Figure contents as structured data
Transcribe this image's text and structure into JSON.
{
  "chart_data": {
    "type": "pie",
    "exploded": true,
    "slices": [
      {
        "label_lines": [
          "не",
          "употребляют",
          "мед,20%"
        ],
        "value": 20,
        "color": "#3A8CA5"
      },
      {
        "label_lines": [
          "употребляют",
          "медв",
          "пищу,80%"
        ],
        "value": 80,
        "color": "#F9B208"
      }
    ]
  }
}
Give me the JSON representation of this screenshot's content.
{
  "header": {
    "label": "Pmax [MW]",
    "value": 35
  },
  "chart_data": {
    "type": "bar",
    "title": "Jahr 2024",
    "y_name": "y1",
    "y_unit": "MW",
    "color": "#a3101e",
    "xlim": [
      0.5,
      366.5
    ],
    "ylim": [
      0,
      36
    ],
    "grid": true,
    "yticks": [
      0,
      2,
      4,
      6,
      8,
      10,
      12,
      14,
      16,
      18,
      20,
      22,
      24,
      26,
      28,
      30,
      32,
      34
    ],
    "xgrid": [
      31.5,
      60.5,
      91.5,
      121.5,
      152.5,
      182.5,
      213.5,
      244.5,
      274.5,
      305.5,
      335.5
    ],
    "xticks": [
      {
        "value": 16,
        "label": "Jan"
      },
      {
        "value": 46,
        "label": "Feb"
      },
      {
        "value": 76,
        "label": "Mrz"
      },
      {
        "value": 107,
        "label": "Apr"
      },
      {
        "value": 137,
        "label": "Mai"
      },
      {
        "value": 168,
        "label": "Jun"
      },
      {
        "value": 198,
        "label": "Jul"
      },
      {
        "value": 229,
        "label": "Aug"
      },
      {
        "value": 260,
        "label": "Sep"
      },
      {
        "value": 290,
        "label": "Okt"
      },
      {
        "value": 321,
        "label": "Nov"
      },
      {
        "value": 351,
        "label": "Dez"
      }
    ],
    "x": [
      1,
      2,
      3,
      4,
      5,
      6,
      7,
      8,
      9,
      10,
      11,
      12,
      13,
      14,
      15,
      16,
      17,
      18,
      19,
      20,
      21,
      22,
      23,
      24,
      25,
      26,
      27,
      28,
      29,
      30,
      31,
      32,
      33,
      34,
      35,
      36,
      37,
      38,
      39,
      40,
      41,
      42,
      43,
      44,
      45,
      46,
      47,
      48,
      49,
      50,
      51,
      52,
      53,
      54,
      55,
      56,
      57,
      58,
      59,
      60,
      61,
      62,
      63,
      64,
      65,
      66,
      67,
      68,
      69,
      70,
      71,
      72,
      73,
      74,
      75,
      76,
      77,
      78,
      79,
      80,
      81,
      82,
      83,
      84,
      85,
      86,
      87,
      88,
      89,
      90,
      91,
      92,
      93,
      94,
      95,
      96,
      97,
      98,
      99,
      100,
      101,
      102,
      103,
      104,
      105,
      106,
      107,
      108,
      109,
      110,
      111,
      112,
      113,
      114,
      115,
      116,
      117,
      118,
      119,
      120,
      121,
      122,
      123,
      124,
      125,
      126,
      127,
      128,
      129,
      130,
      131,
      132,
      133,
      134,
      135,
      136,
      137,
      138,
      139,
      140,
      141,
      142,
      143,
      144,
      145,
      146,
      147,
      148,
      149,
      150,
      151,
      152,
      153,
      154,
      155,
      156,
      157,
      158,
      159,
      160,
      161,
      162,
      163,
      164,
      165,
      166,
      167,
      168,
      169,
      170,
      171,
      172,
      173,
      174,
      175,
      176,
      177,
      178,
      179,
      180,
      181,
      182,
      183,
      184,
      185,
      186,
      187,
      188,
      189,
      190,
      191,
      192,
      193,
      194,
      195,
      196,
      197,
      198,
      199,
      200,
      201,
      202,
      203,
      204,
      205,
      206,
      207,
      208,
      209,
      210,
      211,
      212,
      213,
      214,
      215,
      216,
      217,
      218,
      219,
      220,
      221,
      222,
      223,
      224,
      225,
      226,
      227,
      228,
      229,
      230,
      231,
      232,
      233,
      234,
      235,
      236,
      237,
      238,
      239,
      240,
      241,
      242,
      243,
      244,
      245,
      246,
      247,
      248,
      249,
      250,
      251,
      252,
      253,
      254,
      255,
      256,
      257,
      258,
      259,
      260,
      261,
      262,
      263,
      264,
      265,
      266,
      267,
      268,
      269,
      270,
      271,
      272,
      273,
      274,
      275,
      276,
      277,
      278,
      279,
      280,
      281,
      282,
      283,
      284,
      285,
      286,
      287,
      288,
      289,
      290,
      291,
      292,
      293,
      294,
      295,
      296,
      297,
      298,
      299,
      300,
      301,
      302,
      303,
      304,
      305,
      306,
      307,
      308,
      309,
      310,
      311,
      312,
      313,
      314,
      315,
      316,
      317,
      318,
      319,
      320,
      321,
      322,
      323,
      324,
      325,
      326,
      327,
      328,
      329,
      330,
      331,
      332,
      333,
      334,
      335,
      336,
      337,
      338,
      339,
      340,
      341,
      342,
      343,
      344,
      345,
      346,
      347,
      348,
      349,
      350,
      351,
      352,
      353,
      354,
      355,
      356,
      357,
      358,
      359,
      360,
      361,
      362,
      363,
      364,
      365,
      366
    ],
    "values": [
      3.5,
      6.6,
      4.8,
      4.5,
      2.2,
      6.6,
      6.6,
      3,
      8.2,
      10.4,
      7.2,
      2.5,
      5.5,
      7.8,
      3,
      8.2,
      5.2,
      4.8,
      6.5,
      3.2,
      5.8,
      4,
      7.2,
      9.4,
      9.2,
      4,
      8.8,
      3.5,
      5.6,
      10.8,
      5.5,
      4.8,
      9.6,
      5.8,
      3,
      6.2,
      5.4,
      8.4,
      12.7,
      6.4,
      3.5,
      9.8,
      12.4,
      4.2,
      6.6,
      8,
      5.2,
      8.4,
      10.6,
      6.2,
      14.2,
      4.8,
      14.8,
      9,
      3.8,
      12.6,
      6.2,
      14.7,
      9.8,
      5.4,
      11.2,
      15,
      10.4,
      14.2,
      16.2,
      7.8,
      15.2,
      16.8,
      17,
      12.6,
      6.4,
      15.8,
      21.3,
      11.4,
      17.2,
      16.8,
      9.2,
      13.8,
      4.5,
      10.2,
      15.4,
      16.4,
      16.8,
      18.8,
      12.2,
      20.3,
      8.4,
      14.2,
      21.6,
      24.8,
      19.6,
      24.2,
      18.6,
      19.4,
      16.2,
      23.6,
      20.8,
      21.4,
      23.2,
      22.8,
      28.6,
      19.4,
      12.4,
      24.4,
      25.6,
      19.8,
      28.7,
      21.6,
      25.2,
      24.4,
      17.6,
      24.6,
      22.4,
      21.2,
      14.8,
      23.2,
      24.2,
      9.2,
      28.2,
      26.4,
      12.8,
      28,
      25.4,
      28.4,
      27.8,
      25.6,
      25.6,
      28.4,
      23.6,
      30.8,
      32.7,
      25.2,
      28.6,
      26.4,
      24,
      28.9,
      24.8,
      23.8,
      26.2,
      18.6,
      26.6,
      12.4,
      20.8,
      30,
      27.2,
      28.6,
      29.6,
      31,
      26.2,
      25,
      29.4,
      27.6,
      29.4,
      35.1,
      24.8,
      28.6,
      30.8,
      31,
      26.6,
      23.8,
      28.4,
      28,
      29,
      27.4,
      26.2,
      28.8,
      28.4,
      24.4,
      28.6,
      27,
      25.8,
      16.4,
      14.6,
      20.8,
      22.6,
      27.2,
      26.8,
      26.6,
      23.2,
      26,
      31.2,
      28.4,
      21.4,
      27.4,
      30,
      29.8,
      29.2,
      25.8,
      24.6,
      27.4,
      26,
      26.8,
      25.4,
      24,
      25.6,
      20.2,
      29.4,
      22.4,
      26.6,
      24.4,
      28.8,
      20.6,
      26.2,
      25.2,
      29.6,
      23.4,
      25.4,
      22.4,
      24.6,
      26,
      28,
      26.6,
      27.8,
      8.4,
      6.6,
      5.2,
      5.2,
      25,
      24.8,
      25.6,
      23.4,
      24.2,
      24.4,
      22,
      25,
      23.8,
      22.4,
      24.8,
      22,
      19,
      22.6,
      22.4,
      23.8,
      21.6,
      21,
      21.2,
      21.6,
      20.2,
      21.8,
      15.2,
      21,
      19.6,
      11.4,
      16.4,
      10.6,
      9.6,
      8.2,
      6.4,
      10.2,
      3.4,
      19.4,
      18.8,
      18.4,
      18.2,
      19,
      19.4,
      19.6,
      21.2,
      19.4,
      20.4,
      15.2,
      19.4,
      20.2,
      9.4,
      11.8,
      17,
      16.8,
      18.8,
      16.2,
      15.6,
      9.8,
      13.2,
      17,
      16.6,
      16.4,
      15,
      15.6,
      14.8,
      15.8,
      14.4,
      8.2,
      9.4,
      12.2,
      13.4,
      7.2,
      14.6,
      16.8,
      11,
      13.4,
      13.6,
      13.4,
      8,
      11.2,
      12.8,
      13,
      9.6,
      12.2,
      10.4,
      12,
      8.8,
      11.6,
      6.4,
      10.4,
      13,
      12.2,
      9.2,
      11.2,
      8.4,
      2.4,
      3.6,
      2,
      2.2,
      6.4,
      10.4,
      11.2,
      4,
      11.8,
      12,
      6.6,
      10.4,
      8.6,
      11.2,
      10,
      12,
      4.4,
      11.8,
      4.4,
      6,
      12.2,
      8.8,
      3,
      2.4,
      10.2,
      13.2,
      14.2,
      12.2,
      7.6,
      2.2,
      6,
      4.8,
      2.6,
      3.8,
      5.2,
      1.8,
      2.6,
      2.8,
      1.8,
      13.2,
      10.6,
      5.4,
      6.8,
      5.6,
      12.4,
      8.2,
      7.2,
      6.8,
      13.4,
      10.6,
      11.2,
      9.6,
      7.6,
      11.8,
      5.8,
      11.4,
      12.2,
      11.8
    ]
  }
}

### What you should do
Extract each line from the listing that holds the word "this".

### Written response
Transcribe this image's text and structure into JSON.
Give me the JSON representation of this screenshot's content.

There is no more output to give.